▸ PROVIDED RECORDS
========================

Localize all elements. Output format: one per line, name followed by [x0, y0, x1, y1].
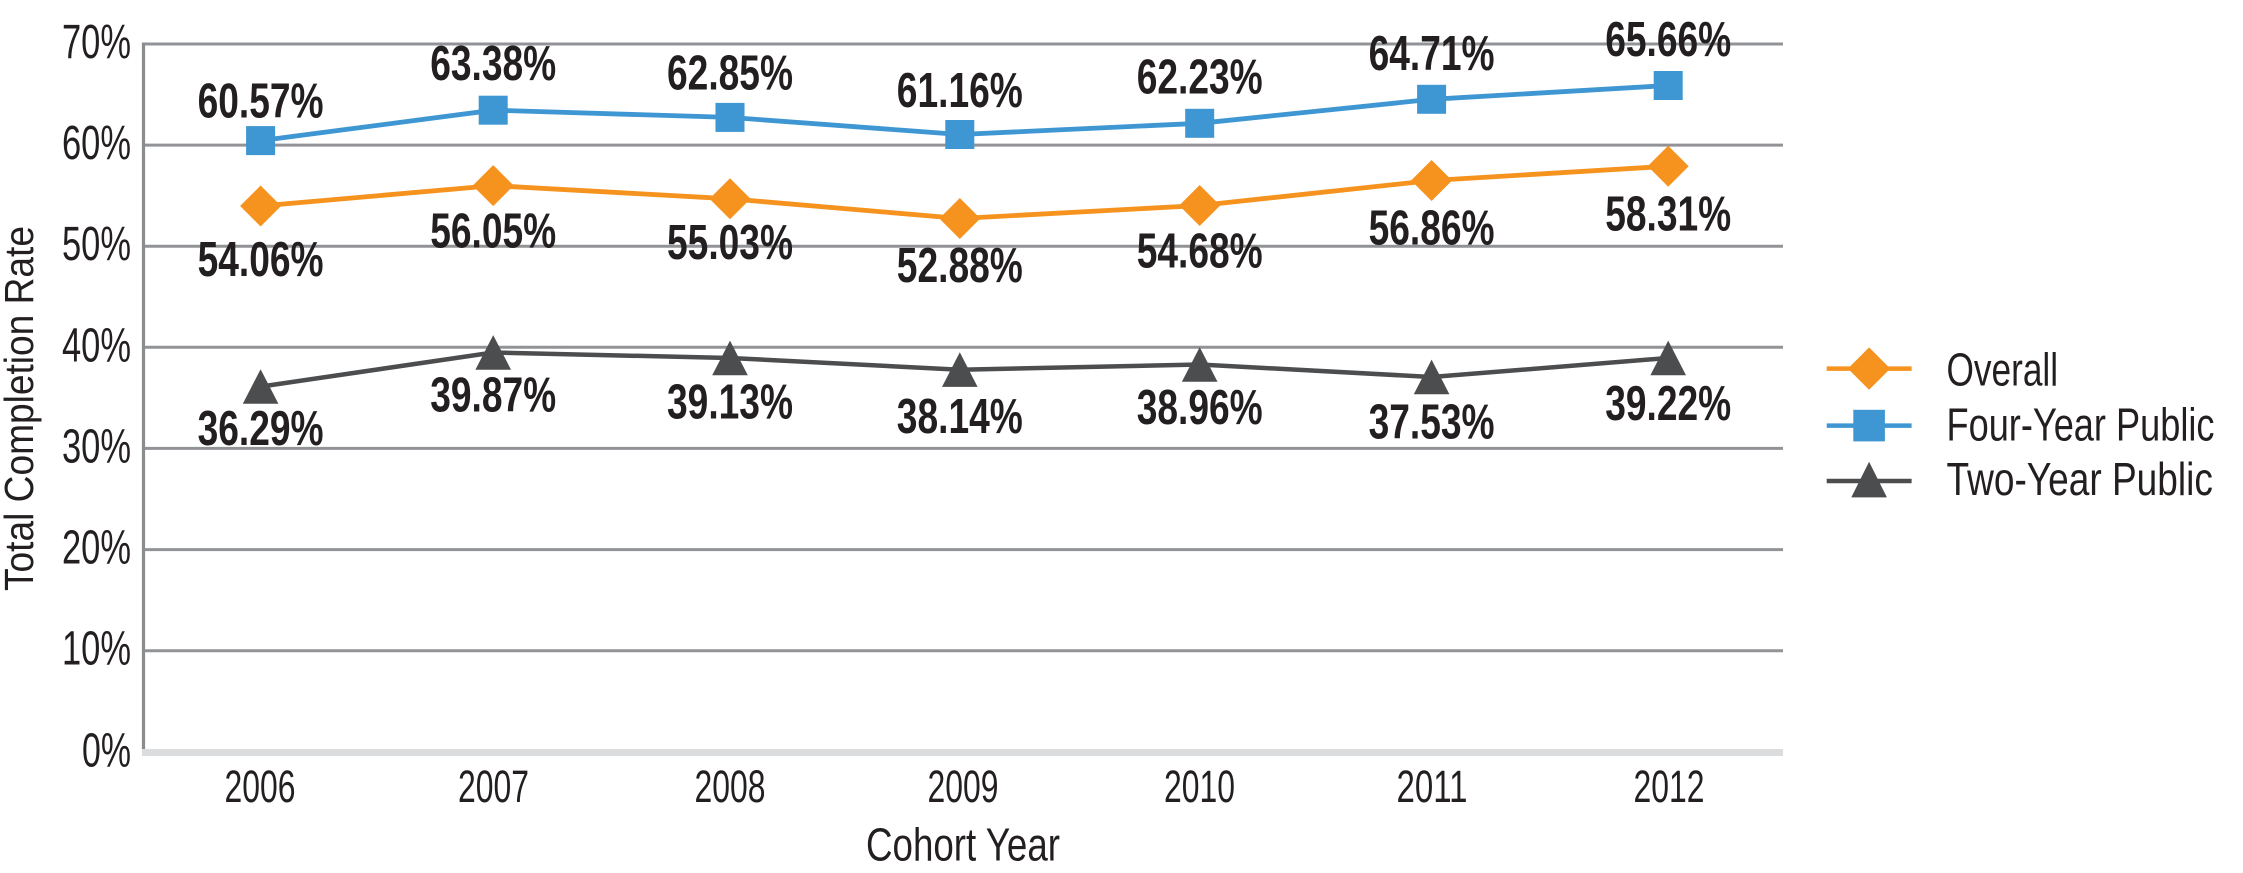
svg-text:30%: 30% — [62, 419, 131, 473]
svg-text:62.85%: 62.85% — [667, 45, 793, 100]
svg-text:62.23%: 62.23% — [1137, 50, 1263, 105]
svg-text:2011: 2011 — [1397, 761, 1468, 812]
svg-text:70%: 70% — [62, 15, 131, 69]
svg-text:38.14%: 38.14% — [897, 389, 1023, 444]
svg-text:38.96%: 38.96% — [1137, 380, 1263, 435]
svg-text:40%: 40% — [62, 318, 131, 372]
svg-text:54.68%: 54.68% — [1137, 224, 1263, 279]
svg-text:63.38%: 63.38% — [430, 36, 556, 91]
svg-text:50%: 50% — [62, 217, 131, 271]
svg-text:2007: 2007 — [458, 761, 529, 812]
svg-text:58.31%: 58.31% — [1605, 187, 1731, 242]
svg-text:0%: 0% — [82, 724, 131, 778]
svg-text:54.06%: 54.06% — [198, 232, 324, 287]
svg-text:Cohort Year: Cohort Year — [866, 818, 1060, 870]
svg-text:55.03%: 55.03% — [667, 215, 793, 270]
svg-text:2009: 2009 — [928, 761, 999, 812]
svg-text:2008: 2008 — [695, 761, 766, 812]
svg-text:Two-Year Public: Two-Year Public — [1947, 453, 2213, 505]
svg-text:Overall: Overall — [1947, 343, 2059, 395]
svg-text:56.86%: 56.86% — [1369, 201, 1495, 256]
svg-text:39.13%: 39.13% — [667, 375, 793, 430]
svg-text:39.87%: 39.87% — [430, 367, 556, 422]
svg-text:60.57%: 60.57% — [198, 73, 324, 128]
svg-text:52.88%: 52.88% — [897, 238, 1023, 293]
svg-text:2006: 2006 — [225, 761, 296, 812]
svg-text:36.29%: 36.29% — [198, 401, 324, 456]
svg-text:65.66%: 65.66% — [1605, 12, 1731, 67]
svg-text:56.05%: 56.05% — [430, 204, 556, 259]
svg-text:10%: 10% — [62, 622, 131, 676]
svg-text:20%: 20% — [62, 521, 131, 575]
svg-text:Total Completion Rate: Total Completion Rate — [0, 226, 42, 591]
svg-text:61.16%: 61.16% — [897, 63, 1023, 118]
svg-text:64.71%: 64.71% — [1369, 26, 1495, 81]
svg-text:2010: 2010 — [1164, 761, 1235, 812]
svg-text:37.53%: 37.53% — [1369, 395, 1495, 450]
svg-text:39.22%: 39.22% — [1605, 376, 1731, 431]
svg-text:Four-Year Public: Four-Year Public — [1947, 399, 2215, 451]
svg-text:2012: 2012 — [1634, 761, 1705, 812]
svg-text:60%: 60% — [62, 116, 131, 170]
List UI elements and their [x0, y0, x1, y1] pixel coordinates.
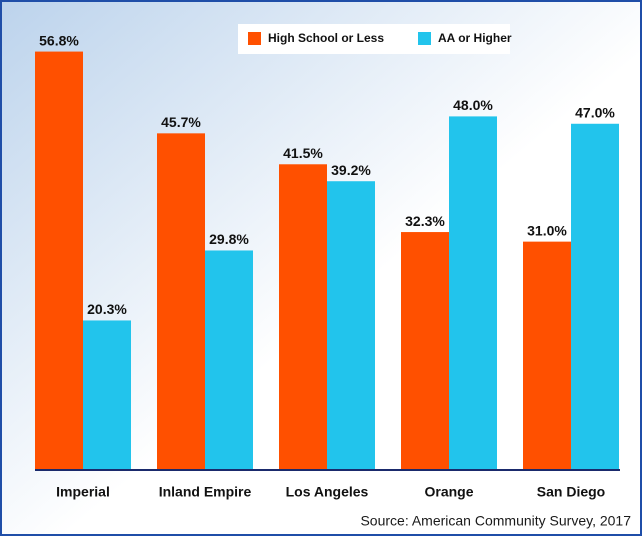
- value-label: 47.0%: [575, 104, 615, 120]
- value-label: 41.5%: [283, 145, 323, 161]
- bar: [523, 241, 571, 470]
- bar: [571, 123, 619, 471]
- bar: [327, 181, 375, 470]
- value-label: 20.3%: [87, 301, 127, 317]
- value-label: 39.2%: [331, 162, 371, 178]
- x-tick-label: San Diego: [537, 484, 605, 500]
- x-tick-label: Inland Empire: [159, 484, 252, 500]
- legend-label: High School or Less: [268, 31, 384, 45]
- x-tick-label: Orange: [424, 484, 473, 500]
- legend-swatch: [248, 32, 261, 45]
- value-label: 48.0%: [453, 97, 493, 113]
- value-label: 29.8%: [209, 231, 249, 247]
- value-label: 45.7%: [161, 114, 201, 130]
- bar: [83, 320, 131, 470]
- legend-box: [238, 24, 510, 54]
- value-label: 32.3%: [405, 213, 445, 229]
- bar: [35, 51, 83, 470]
- x-tick-label: Los Angeles: [286, 484, 369, 500]
- bar: [157, 133, 205, 471]
- source: Source: American Community Survey, 2017: [360, 513, 631, 529]
- value-label: 56.8%: [39, 32, 79, 48]
- x-tick-label: Imperial: [56, 484, 110, 500]
- bar: [449, 116, 497, 471]
- legend-label: AA or Higher: [438, 31, 512, 45]
- legend-swatch: [418, 32, 431, 45]
- bar: [205, 250, 253, 470]
- bar: [279, 164, 327, 471]
- value-label: 31.0%: [527, 222, 567, 238]
- bar: [401, 232, 449, 470]
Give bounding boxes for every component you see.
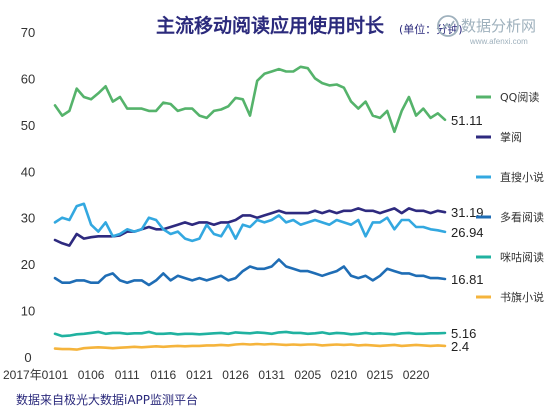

========================

▸ EXERCISE DESCRIPTION
Give every line of the entries above as a JSON list of strings, one string per line, with blank lines left out. Leave out the pictures.

▸ WRITTEN SOLUTION
[
  "Localize all elements. Output format: one per line, name followed by [x0, y0, x1, y1].",
  "svg-text:30%: 30% — [62, 419, 131, 473]",
  "svg-text:62.85%: 62.85% — [667, 45, 793, 100]",
  "svg-text:62.23%: 62.23% — [1137, 50, 1263, 105]",
  "svg-text:2011: 2011 — [1397, 761, 1468, 812]",
  "svg-text:70%: 70% — [62, 15, 131, 69]",
  "svg-text:38.14%: 38.14% — [897, 389, 1023, 444]",
  "svg-text:38.96%: 38.96% — [1137, 380, 1263, 435]",
  "svg-text:40%: 40% — [62, 318, 131, 372]",
  "svg-text:54.68%: 54.68% — [1137, 224, 1263, 279]",
  "svg-text:63.38%: 63.38% — [430, 36, 556, 91]",
  "svg-text:50%: 50% — [62, 217, 131, 271]",
  "svg-text:2007: 2007 — [458, 761, 529, 812]",
  "svg-text:58.31%: 58.31% — [1605, 187, 1731, 242]",
  "svg-text:0%: 0% — [82, 724, 131, 778]",
  "svg-text:54.06%: 54.06% — [198, 232, 324, 287]",
  "svg-text:Cohort Year: Cohort Year — [866, 818, 1060, 870]",
  "svg-text:55.03%: 55.03% — [667, 215, 793, 270]",
  "svg-text:2009: 2009 — [928, 761, 999, 812]",
  "svg-text:2008: 2008 — [695, 761, 766, 812]",
  "svg-text:Two-Year Public: Two-Year Public — [1947, 453, 2213, 505]",
  "svg-text:Overall: Overall — [1947, 343, 2059, 395]",
  "svg-text:56.86%: 56.86% — [1369, 201, 1495, 256]",
  "svg-text:39.13%: 39.13% — [667, 375, 793, 430]",
  "svg-text:39.87%: 39.87% — [430, 367, 556, 422]",
  "svg-text:60.57%: 60.57% — [198, 73, 324, 128]",
  "svg-text:52.88%: 52.88% — [897, 238, 1023, 293]",
  "svg-text:2006: 2006 — [225, 761, 296, 812]",
  "svg-text:36.29%: 36.29% — [198, 401, 324, 456]",
  "svg-text:65.66%: 65.66% — [1605, 12, 1731, 67]",
  "svg-text:56.05%: 56.05% — [430, 204, 556, 259]",
  "svg-text:10%: 10% — [62, 622, 131, 676]",
  "svg-text:20%: 20% — [62, 521, 131, 575]",
  "svg-text:Total Completion Rate: Total Completion Rate — [0, 226, 42, 591]",
  "svg-text:61.16%: 61.16% — [897, 63, 1023, 118]",
  "svg-text:64.71%: 64.71% — [1369, 26, 1495, 81]",
  "svg-text:2010: 2010 — [1164, 761, 1235, 812]",
  "svg-text:37.53%: 37.53% — [1369, 395, 1495, 450]",
  "svg-text:39.22%: 39.22% — [1605, 376, 1731, 431]",
  "svg-text:Four-Year Public: Four-Year Public — [1947, 399, 2215, 451]",
  "svg-text:2012: 2012 — [1634, 761, 1705, 812]",
  "svg-text:60%: 60% — [62, 116, 131, 170]",
  "List UI elements and their [x0, y0, x1, y1] pixel coordinates.",
  "- value-label: 47.0%: [575, 104, 615, 120]",
  "- value-label: 41.5%: [283, 145, 323, 161]",
  "- bar: [523, 241, 571, 470]",
  "- bar: [571, 123, 619, 471]",
  "- bar: [327, 181, 375, 470]",
  "- value-label: 20.3%: [87, 301, 127, 317]",
  "- value-label: 39.2%: [331, 162, 371, 178]",
  "- x-tick-label: San Diego: [537, 484, 605, 500]",
  "- x-tick-label: Inland Empire: [159, 484, 252, 500]",
  "- legend-label: High School or Less: [268, 31, 384, 45]",
  "- x-tick-label: Orange: [424, 484, 473, 500]",
  "- legend-swatch: [248, 32, 261, 45]",
  "- value-label: 48.0%: [453, 97, 493, 113]",
  "- value-label: 29.8%: [209, 231, 249, 247]",
  "- value-label: 45.7%: [161, 114, 201, 130]",
  "- bar: [83, 320, 131, 470]",
  "- legend-box: [238, 24, 510, 54]",
  "- value-label: 32.3%: [405, 213, 445, 229]",
  "- bar: [35, 51, 83, 470]",
  "- x-tick-label: Los Angeles: [286, 484, 369, 500]",
  "- bar: [157, 133, 205, 471]",
  "- source: Source: American Community Survey, 2017: [360, 513, 631, 529]",
  "- value-label: 56.8%: [39, 32, 79, 48]",
  "- x-tick-label: Imperial: [56, 484, 110, 500]",
  "- bar: [449, 116, 497, 471]",
  "- legend-label: AA or Higher: [438, 31, 512, 45]",
  "- legend-swatch: [418, 32, 431, 45]",
  "- bar: [205, 250, 253, 470]",
  "- bar: [279, 164, 327, 471]",
  "- value-label: 31.0%: [527, 222, 567, 238]",
  "- bar: [401, 232, 449, 470]",
  "Give bounding boxes for every component you see."
]